> WORK TO DO
Only a number is wanted: the count of lines in this listing that contain "JSON".

> EXTRACTED MATERIAL
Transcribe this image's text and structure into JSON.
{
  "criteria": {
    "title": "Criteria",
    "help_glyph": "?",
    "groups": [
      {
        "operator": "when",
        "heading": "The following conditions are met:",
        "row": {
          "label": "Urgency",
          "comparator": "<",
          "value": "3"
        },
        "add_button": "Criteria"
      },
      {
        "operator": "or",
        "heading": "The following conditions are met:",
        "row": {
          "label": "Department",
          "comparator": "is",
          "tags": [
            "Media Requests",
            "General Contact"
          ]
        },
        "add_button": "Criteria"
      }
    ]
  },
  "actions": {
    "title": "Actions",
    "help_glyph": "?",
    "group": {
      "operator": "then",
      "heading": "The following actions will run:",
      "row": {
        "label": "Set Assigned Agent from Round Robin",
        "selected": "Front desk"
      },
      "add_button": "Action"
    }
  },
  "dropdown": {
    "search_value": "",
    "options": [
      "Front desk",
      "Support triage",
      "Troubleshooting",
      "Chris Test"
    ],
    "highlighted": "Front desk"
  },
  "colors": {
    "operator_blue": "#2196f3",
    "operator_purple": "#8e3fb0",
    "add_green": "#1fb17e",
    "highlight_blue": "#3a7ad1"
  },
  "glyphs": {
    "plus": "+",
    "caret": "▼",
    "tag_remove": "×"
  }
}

---

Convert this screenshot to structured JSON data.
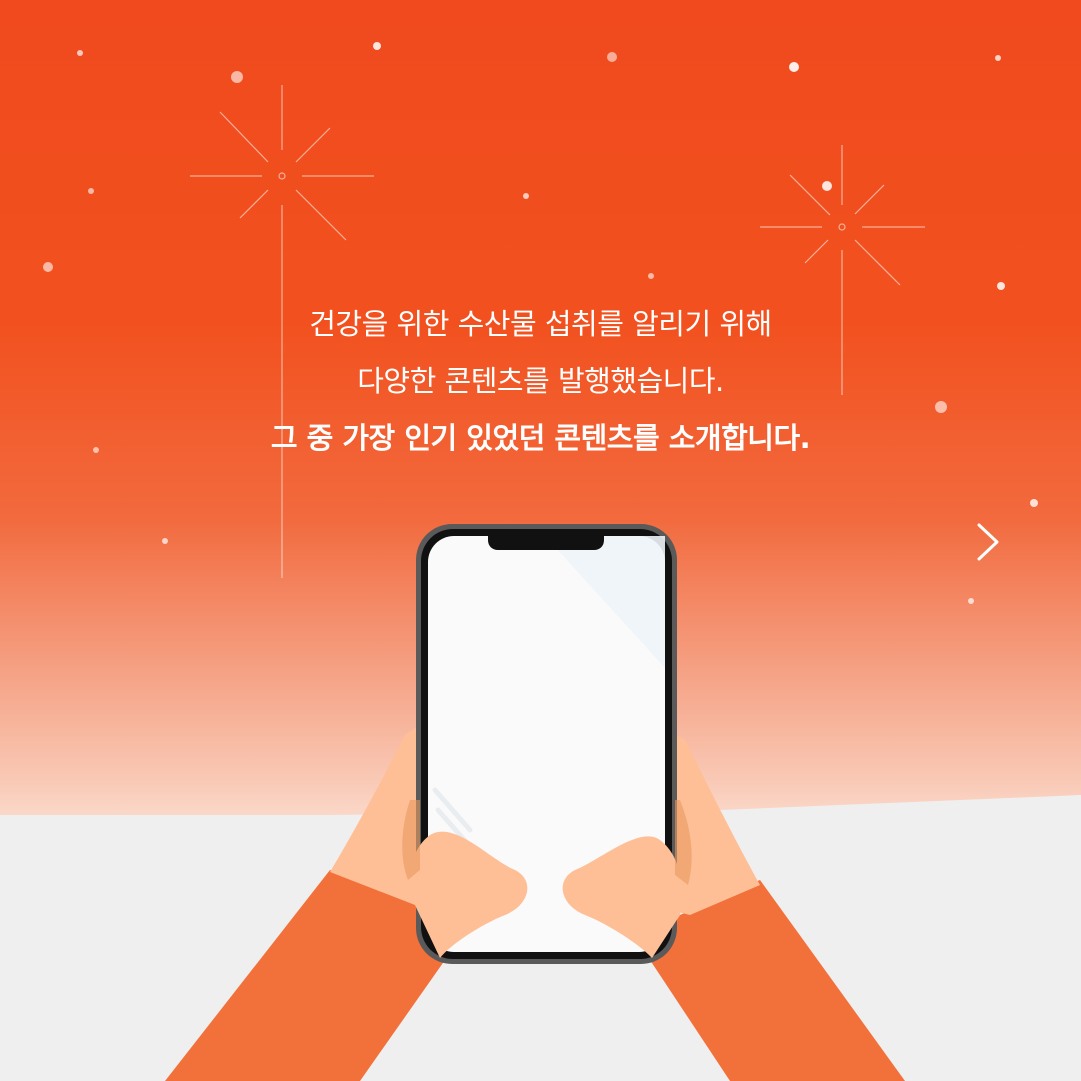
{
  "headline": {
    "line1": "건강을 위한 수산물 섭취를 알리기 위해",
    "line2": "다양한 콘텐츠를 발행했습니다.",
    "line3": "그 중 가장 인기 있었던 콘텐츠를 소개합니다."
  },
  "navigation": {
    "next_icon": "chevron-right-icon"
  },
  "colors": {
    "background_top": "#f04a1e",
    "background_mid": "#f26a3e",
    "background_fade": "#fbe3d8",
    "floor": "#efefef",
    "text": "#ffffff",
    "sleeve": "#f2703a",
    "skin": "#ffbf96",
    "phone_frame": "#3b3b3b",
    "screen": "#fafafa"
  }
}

> TASK RESPONSE
2